## TASK BRIEF
Check each line of the material below for the string "Distribution", then report how many lines have it, and nothing else.

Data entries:
++++

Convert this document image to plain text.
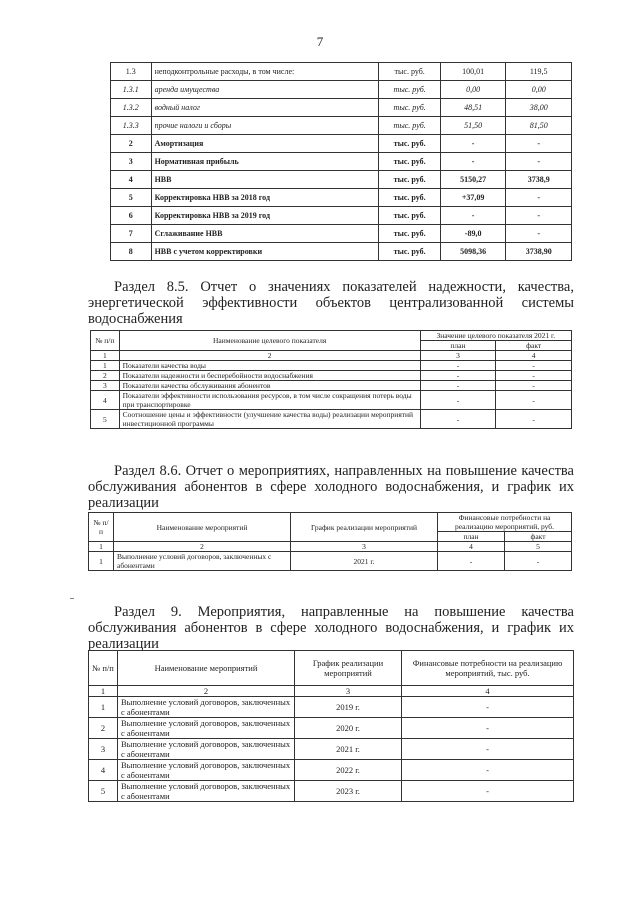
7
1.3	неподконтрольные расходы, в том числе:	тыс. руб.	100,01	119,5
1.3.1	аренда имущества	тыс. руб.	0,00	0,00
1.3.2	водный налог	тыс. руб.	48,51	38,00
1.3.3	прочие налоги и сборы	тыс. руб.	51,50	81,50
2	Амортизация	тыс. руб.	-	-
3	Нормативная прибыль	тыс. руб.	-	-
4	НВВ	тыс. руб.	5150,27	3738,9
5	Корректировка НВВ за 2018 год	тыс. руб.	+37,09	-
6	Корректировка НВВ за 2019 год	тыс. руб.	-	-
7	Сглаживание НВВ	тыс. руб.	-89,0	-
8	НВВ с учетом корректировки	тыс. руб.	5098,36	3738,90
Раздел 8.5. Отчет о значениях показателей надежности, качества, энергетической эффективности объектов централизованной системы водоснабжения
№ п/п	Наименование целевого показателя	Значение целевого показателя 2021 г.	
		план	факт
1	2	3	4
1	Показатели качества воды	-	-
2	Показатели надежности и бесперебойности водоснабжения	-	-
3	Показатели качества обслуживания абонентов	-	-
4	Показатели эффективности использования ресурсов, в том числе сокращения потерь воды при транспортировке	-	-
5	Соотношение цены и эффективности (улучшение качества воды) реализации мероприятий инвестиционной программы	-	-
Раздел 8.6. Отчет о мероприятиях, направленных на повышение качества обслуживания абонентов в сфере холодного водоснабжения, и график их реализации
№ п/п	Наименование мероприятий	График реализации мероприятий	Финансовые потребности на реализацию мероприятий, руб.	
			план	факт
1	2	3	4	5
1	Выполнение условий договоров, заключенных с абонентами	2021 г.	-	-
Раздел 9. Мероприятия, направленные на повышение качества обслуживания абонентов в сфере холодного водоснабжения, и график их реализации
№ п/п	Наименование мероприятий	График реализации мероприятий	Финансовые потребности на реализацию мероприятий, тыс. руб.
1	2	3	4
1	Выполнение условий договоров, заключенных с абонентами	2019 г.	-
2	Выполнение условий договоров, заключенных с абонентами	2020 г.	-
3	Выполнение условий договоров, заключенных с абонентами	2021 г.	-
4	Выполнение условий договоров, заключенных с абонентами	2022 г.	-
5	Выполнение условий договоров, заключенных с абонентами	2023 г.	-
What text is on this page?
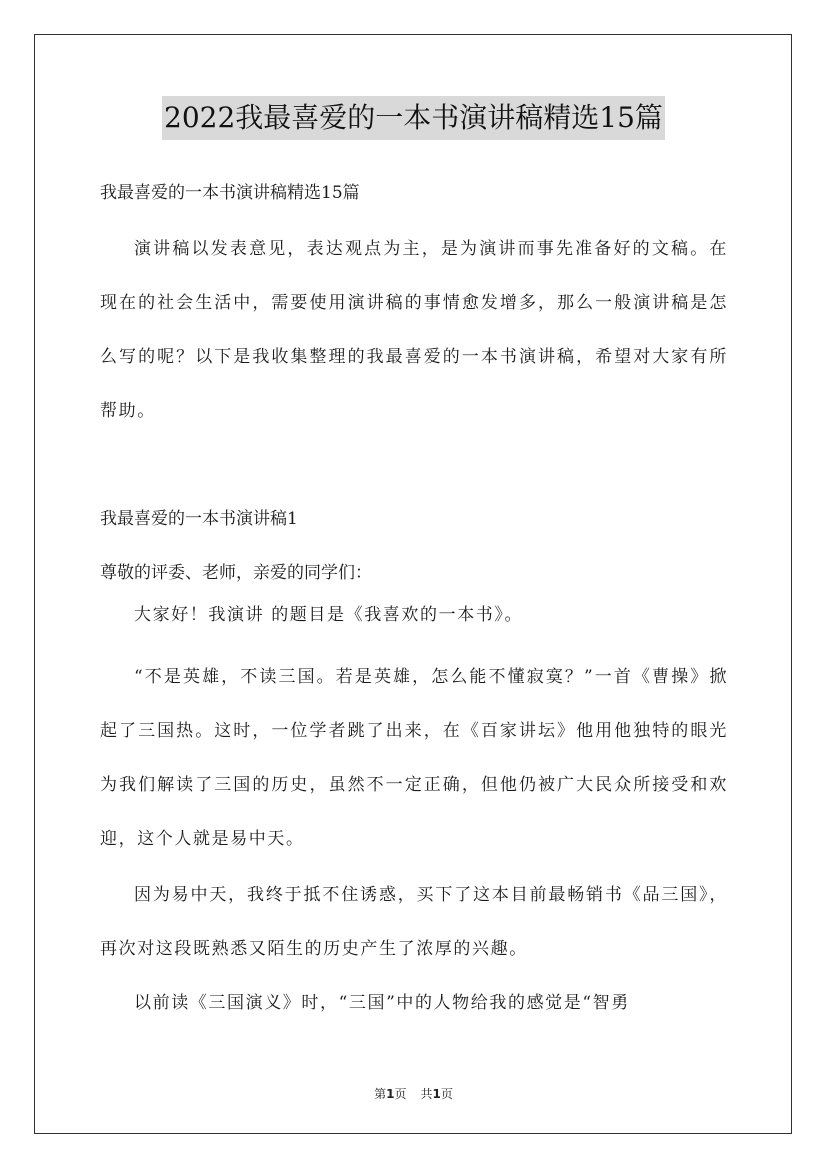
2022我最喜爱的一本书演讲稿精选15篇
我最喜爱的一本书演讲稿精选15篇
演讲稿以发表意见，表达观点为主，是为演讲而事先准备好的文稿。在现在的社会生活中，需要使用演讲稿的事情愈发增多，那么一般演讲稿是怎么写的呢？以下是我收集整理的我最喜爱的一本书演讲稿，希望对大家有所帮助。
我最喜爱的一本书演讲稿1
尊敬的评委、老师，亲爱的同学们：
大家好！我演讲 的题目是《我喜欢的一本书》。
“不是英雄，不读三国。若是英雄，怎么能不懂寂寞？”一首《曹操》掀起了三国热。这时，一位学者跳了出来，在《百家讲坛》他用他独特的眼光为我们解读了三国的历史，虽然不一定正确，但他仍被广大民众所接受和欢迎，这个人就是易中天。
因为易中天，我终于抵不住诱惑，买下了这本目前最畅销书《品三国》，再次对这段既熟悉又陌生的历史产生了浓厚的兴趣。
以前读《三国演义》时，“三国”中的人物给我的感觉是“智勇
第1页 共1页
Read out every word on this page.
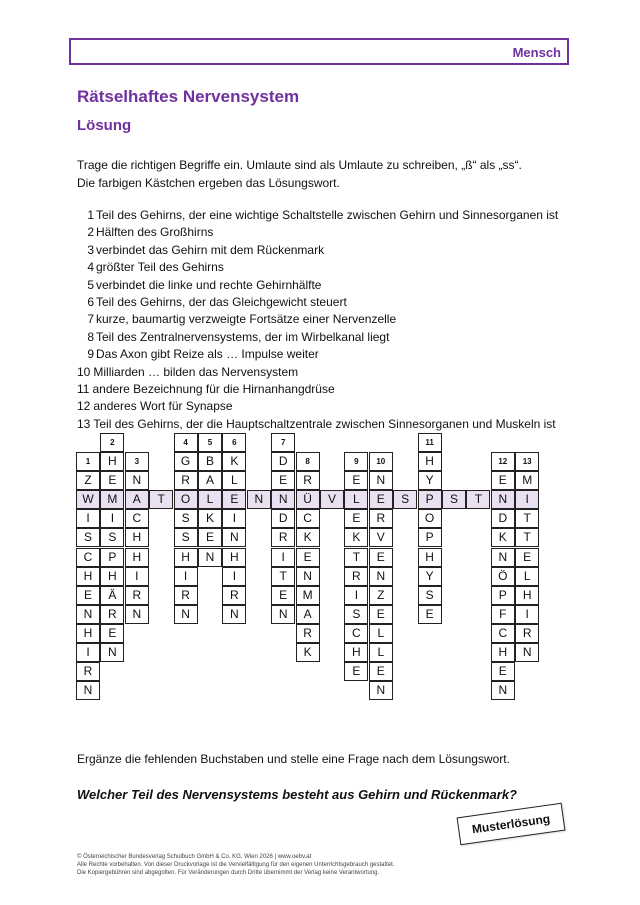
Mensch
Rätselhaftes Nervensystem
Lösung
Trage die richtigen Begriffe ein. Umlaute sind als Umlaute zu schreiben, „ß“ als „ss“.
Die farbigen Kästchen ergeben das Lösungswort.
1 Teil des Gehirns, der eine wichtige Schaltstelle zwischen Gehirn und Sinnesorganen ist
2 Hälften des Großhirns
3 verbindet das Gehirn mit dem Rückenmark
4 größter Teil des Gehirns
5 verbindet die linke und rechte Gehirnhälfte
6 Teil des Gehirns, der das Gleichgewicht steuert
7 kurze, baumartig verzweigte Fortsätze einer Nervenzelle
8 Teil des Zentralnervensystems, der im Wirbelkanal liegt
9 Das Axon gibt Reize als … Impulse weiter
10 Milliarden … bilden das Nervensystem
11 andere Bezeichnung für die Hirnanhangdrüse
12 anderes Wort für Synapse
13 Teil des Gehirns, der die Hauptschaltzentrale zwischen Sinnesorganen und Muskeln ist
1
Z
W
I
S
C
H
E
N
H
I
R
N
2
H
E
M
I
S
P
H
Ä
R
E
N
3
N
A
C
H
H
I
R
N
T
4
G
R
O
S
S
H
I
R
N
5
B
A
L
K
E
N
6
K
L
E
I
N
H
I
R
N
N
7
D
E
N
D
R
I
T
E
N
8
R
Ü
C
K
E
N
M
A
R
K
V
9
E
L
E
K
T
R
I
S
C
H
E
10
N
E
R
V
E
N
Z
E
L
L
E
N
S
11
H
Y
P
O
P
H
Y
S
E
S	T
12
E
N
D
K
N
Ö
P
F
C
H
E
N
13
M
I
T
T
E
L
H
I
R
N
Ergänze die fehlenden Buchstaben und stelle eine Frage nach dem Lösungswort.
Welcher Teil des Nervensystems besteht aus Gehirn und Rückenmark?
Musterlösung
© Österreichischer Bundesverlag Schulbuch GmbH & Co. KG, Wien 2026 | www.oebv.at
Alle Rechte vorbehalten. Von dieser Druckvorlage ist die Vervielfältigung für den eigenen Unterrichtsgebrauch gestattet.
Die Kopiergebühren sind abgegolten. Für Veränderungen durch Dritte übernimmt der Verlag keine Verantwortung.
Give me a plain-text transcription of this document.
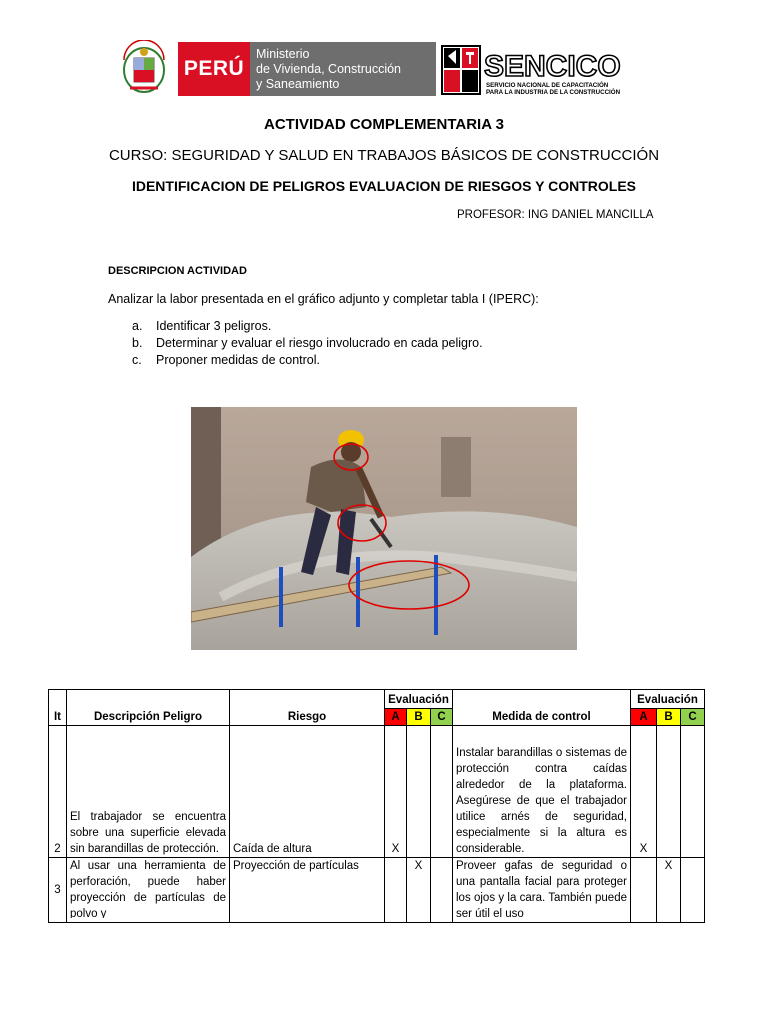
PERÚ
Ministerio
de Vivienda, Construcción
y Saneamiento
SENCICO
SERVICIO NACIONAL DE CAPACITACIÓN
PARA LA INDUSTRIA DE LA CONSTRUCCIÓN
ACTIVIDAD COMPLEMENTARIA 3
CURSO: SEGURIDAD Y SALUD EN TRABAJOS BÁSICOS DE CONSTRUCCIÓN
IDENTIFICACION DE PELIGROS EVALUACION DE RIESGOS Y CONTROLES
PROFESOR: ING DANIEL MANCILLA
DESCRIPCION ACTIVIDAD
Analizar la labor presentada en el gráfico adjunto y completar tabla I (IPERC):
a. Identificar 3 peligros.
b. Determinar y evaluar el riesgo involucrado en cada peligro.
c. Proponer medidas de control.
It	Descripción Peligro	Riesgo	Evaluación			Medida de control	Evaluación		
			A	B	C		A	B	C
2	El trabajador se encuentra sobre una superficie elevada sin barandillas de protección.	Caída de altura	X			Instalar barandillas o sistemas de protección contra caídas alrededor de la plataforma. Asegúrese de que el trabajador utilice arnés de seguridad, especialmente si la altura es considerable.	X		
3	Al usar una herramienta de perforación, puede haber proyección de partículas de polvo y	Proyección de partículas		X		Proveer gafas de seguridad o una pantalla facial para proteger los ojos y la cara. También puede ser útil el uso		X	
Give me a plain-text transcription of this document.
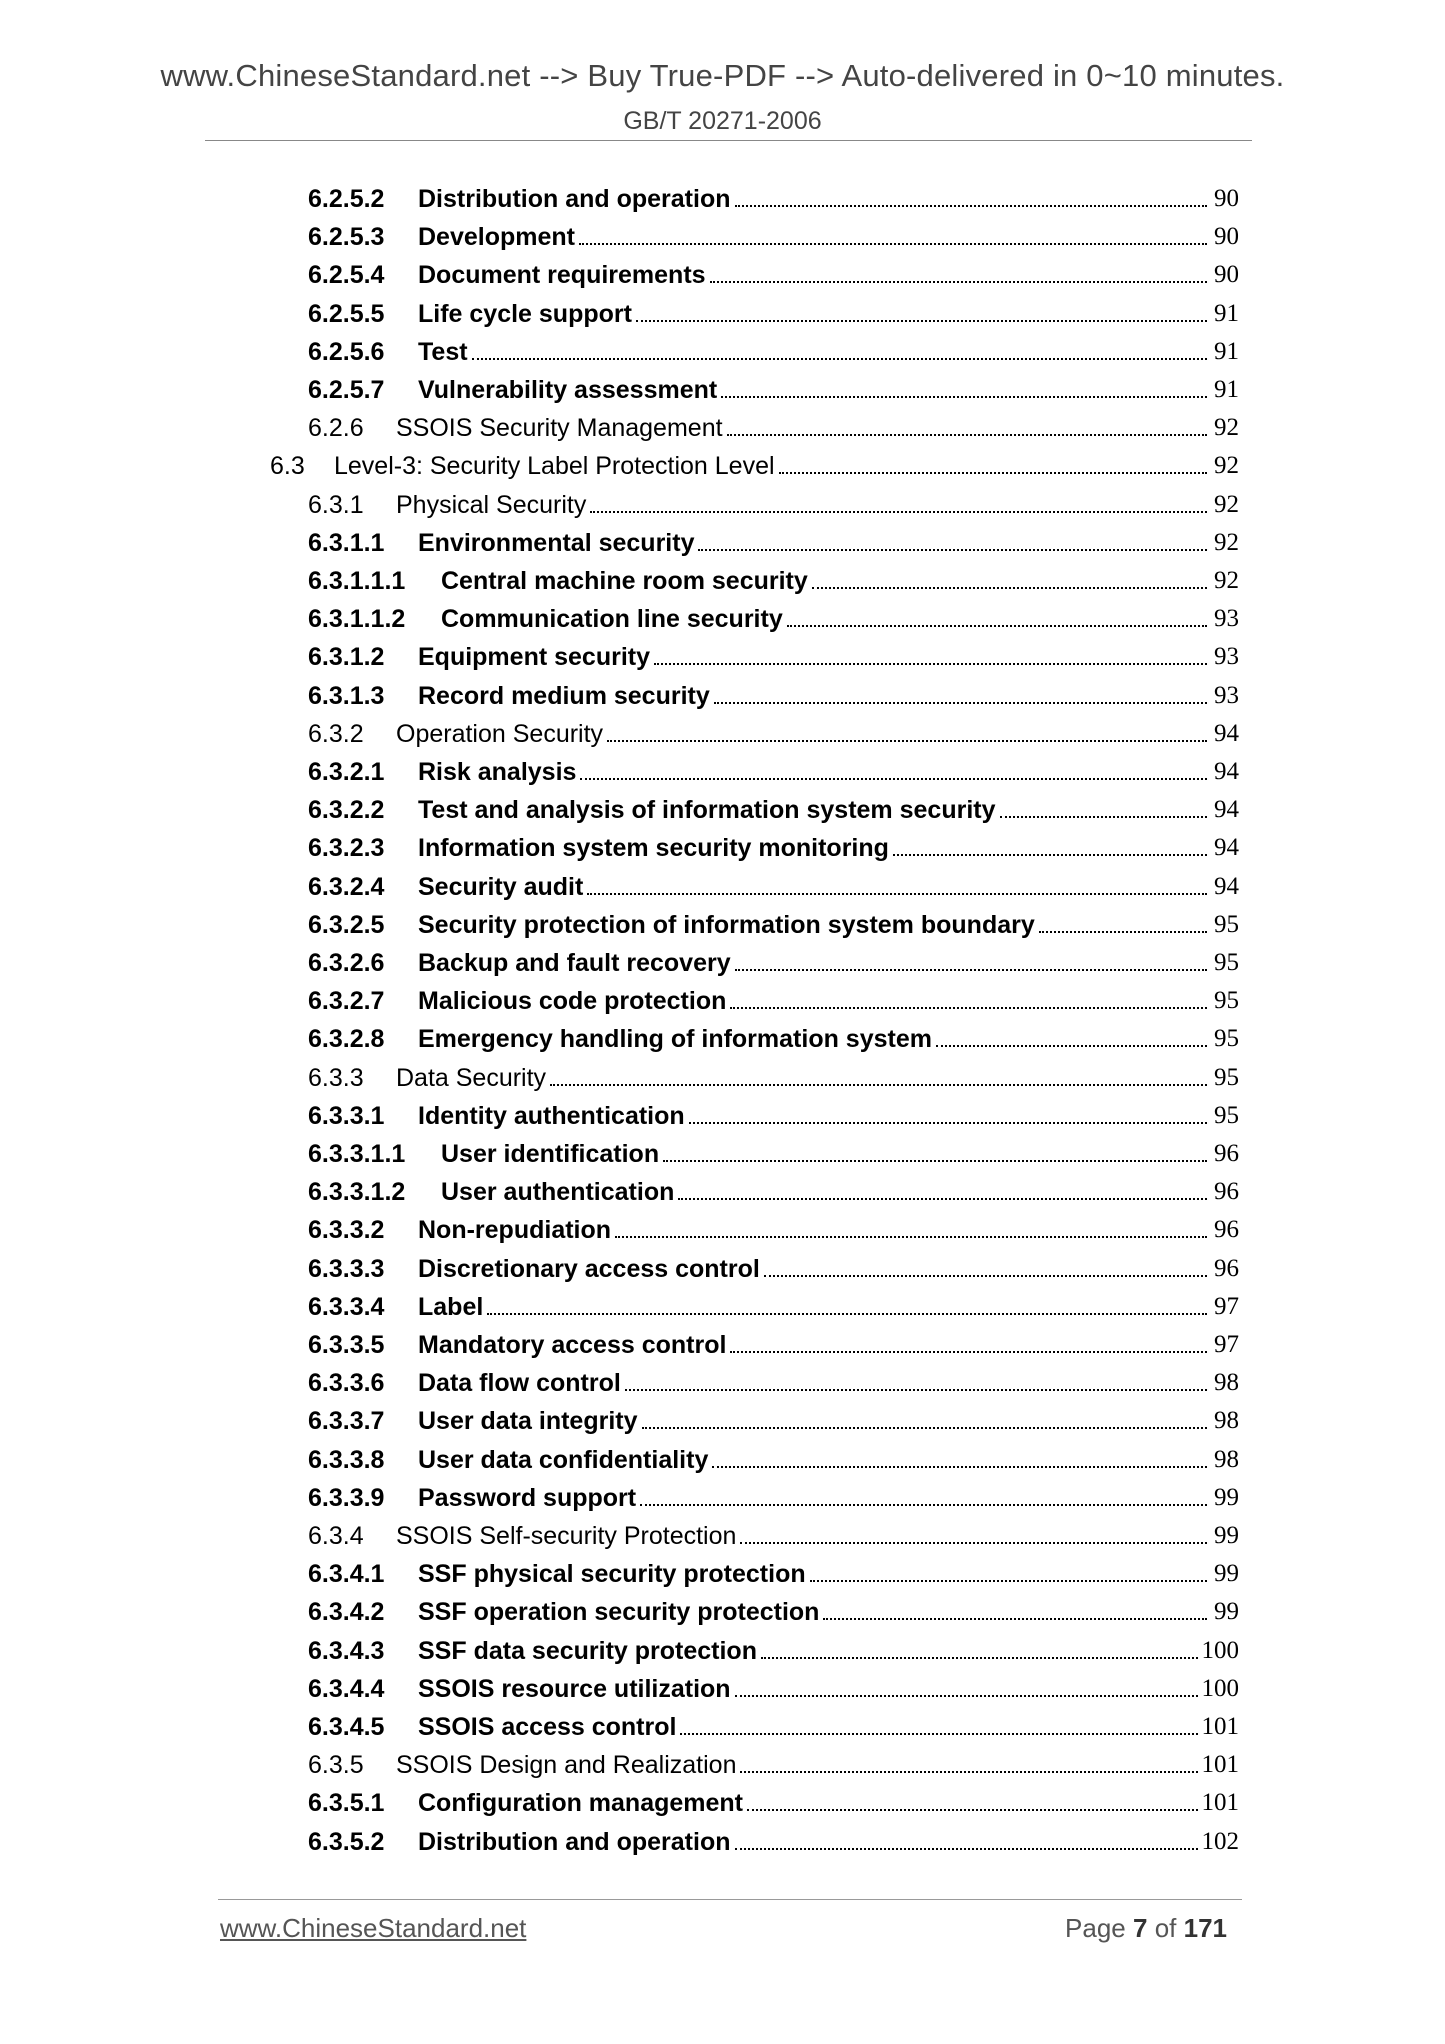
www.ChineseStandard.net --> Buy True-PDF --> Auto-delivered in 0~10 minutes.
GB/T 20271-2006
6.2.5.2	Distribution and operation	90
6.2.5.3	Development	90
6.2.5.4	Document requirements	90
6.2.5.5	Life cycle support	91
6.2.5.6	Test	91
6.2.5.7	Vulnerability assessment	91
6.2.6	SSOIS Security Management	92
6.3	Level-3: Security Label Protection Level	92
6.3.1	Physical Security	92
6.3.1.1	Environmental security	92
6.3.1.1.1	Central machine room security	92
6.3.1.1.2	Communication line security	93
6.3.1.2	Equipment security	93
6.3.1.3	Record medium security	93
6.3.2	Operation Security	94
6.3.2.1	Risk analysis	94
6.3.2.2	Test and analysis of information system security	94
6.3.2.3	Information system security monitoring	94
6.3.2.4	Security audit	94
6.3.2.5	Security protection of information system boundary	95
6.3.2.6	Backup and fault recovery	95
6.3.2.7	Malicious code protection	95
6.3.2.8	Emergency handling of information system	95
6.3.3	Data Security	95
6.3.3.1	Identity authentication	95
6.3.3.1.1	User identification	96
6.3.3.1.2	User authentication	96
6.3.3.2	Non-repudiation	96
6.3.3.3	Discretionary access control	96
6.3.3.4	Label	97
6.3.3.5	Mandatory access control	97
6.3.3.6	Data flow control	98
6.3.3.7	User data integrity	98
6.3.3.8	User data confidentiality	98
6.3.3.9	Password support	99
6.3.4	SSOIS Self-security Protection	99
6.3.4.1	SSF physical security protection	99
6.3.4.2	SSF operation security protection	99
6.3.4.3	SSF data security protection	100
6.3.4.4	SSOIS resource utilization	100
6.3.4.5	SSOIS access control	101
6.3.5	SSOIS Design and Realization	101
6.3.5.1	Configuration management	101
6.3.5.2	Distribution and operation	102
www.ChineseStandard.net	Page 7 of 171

++++

## CORRECT RESPONSE
2